Your task: Give the entries again exactly, every one of them.

Stored records:
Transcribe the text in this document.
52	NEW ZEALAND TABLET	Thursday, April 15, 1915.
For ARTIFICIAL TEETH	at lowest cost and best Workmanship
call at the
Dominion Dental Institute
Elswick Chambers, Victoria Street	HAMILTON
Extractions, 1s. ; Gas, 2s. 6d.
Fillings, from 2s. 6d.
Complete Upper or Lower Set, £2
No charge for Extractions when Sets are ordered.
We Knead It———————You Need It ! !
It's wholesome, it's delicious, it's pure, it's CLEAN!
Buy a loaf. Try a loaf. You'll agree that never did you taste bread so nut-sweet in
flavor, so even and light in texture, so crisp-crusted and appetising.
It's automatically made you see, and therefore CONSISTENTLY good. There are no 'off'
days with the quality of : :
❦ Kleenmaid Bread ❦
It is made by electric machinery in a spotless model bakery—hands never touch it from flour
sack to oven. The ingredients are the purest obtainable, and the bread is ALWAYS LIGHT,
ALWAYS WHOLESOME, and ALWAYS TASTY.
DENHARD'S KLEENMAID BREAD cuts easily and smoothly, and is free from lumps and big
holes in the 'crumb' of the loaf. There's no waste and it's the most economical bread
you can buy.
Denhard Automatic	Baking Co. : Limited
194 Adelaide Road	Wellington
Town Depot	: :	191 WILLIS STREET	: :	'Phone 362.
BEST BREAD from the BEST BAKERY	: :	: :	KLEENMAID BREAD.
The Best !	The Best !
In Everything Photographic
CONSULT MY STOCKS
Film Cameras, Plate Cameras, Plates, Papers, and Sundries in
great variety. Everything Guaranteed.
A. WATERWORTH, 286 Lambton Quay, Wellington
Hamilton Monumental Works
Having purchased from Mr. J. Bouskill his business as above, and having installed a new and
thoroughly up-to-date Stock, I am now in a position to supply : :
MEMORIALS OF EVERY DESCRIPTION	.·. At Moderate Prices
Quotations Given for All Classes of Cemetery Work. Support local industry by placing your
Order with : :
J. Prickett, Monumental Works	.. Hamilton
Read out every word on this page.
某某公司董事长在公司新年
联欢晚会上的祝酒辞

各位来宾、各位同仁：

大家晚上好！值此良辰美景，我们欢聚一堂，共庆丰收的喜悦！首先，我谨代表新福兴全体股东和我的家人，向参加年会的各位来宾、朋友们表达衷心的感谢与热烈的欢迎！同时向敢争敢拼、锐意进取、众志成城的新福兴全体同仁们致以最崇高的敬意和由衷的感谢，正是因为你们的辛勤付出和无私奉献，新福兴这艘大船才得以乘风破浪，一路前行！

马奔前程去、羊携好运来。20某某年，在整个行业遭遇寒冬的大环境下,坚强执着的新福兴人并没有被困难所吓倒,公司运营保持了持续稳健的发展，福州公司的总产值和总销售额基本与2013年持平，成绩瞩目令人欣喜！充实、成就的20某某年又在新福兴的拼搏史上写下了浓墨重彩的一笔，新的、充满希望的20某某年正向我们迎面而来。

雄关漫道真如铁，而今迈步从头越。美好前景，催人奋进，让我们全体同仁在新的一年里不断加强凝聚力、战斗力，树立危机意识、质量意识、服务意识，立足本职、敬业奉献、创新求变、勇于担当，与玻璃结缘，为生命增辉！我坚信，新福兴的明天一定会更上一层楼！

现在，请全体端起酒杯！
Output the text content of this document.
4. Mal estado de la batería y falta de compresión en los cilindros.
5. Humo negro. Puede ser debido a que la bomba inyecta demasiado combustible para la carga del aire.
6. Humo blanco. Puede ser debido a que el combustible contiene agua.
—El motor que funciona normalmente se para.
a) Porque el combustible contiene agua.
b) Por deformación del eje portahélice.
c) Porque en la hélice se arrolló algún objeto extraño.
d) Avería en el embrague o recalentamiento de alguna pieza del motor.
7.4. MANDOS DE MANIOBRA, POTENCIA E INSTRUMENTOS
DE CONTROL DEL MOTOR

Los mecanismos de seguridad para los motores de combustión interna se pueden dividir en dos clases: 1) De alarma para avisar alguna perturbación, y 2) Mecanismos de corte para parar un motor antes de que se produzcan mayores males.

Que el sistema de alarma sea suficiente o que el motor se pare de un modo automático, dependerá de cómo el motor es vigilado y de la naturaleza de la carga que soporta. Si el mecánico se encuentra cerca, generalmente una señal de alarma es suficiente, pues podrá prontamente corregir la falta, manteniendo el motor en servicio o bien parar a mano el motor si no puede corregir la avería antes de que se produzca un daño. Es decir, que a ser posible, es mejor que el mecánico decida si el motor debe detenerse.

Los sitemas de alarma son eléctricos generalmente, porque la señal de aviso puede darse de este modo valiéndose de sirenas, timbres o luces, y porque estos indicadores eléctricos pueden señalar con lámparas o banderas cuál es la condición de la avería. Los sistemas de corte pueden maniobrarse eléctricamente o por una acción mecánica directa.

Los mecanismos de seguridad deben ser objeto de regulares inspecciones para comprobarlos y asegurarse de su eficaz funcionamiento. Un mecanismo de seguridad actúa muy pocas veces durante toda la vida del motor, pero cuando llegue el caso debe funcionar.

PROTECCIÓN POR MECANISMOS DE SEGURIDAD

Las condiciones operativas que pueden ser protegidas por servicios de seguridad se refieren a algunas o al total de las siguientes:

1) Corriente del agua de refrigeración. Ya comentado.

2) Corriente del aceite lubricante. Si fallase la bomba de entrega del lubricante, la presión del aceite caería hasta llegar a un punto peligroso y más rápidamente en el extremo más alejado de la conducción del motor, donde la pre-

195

The answer:
Transcribe the text in this document.
52	NEW ZEALAND TABLET	Thursday, April 15, 1915.
For ARTIFICIAL TEETH	at lowest cost and best Workmanship
call at the
Dominion Dental Institute
Elswick Chambers, Victoria Street	HAMILTON
Extractions, 1s. ; Gas, 2s. 6d.
Fillings, from 2s. 6d.
Complete Upper or Lower Set, £2
No charge for Extractions when Sets are ordered.
We Knead It———————You Need It ! !
It's wholesome, it's delicious, it's pure, it's CLEAN!
Buy a loaf. Try a loaf. You'll agree that never did you taste bread so nut-sweet in
flavor, so even and light in texture, so crisp-crusted and appetising.
It's automatically made you see, and therefore CONSISTENTLY good. There are no 'off'
days with the quality of : :
❦ Kleenmaid Bread ❦
It is made by electric machinery in a spotless model bakery—hands never touch it from flour
sack to oven. The ingredients are the purest obtainable, and the bread is ALWAYS LIGHT,
ALWAYS WHOLESOME, and ALWAYS TASTY.
DENHARD'S KLEENMAID BREAD cuts easily and smoothly, and is free from lumps and big
holes in the 'crumb' of the loaf. There's no waste and it's the most economical bread
you can buy.
Denhard Automatic	Baking Co. : Limited
194 Adelaide Road	Wellington
Town Depot	: :	191 WILLIS STREET	: :	'Phone 362.
BEST BREAD from the BEST BAKERY	: :	: :	KLEENMAID BREAD.
The Best !	The Best !
In Everything Photographic
CONSULT MY STOCKS
Film Cameras, Plate Cameras, Plates, Papers, and Sundries in
great variety. Everything Guaranteed.
A. WATERWORTH, 286 Lambton Quay, Wellington
Hamilton Monumental Works
Having purchased from Mr. J. Bouskill his business as above, and having installed a new and
thoroughly up-to-date Stock, I am now in a position to supply : :
MEMORIALS OF EVERY DESCRIPTION	.·. At Moderate Prices
Quotations Given for All Classes of Cemetery Work. Support local industry by placing your
Order with : :
J. Prickett, Monumental Works	.. Hamilton
Read out every word on this page.
某某公司董事长在公司新年
联欢晚会上的祝酒辞

各位来宾、各位同仁：

大家晚上好！值此良辰美景，我们欢聚一堂，共庆丰收的喜悦！首先，我谨代表新福兴全体股东和我的家人，向参加年会的各位来宾、朋友们表达衷心的感谢与热烈的欢迎！同时向敢争敢拼、锐意进取、众志成城的新福兴全体同仁们致以最崇高的敬意和由衷的感谢，正是因为你们的辛勤付出和无私奉献，新福兴这艘大船才得以乘风破浪，一路前行！

马奔前程去、羊携好运来。20某某年，在整个行业遭遇寒冬的大环境下,坚强执着的新福兴人并没有被困难所吓倒,公司运营保持了持续稳健的发展，福州公司的总产值和总销售额基本与2013年持平，成绩瞩目令人欣喜！充实、成就的20某某年又在新福兴的拼搏史上写下了浓墨重彩的一笔，新的、充满希望的20某某年正向我们迎面而来。

雄关漫道真如铁，而今迈步从头越。美好前景，催人奋进，让我们全体同仁在新的一年里不断加强凝聚力、战斗力，树立危机意识、质量意识、服务意识，立足本职、敬业奉献、创新求变、勇于担当，与玻璃结缘，为生命增辉！我坚信，新福兴的明天一定会更上一层楼！

现在，请全体端起酒杯！
Output the text content of this document.
4. Mal estado de la batería y falta de compresión en los cilindros.
5. Humo negro. Puede ser debido a que la bomba inyecta demasiado combustible para la carga del aire.
6. Humo blanco. Puede ser debido a que el combustible contiene agua.
—El motor que funciona normalmente se para.
a) Porque el combustible contiene agua.
b) Por deformación del eje portahélice.
c) Porque en la hélice se arrolló algún objeto extraño.
d) Avería en el embrague o recalentamiento de alguna pieza del motor.
7.4. MANDOS DE MANIOBRA, POTENCIA E INSTRUMENTOS
DE CONTROL DEL MOTOR

Los mecanismos de seguridad para los motores de combustión interna se pueden dividir en dos clases: 1) De alarma para avisar alguna perturbación, y 2) Mecanismos de corte para parar un motor antes de que se produzcan mayores males.

Que el sistema de alarma sea suficiente o que el motor se pare de un modo automático, dependerá de cómo el motor es vigilado y de la naturaleza de la carga que soporta. Si el mecánico se encuentra cerca, generalmente una señal de alarma es suficiente, pues podrá prontamente corregir la falta, manteniendo el motor en servicio o bien parar a mano el motor si no puede corregir la avería antes de que se produzca un daño. Es decir, que a ser posible, es mejor que el mecánico decida si el motor debe detenerse.

Los sitemas de alarma son eléctricos generalmente, porque la señal de aviso puede darse de este modo valiéndose de sirenas, timbres o luces, y porque estos indicadores eléctricos pueden señalar con lámparas o banderas cuál es la condición de la avería. Los sistemas de corte pueden maniobrarse eléctricamente o por una acción mecánica directa.

Los mecanismos de seguridad deben ser objeto de regulares inspecciones para comprobarlos y asegurarse de su eficaz funcionamiento. Un mecanismo de seguridad actúa muy pocas veces durante toda la vida del motor, pero cuando llegue el caso debe funcionar.

PROTECCIÓN POR MECANISMOS DE SEGURIDAD

Las condiciones operativas que pueden ser protegidas por servicios de seguridad se refieren a algunas o al total de las siguientes:

1) Corriente del agua de refrigeración. Ya comentado.

2) Corriente del aceite lubricante. Si fallase la bomba de entrega del lubricante, la presión del aceite caería hasta llegar a un punto peligroso y más rápidamente en el extremo más alejado de la conducción del motor, donde la pre-

195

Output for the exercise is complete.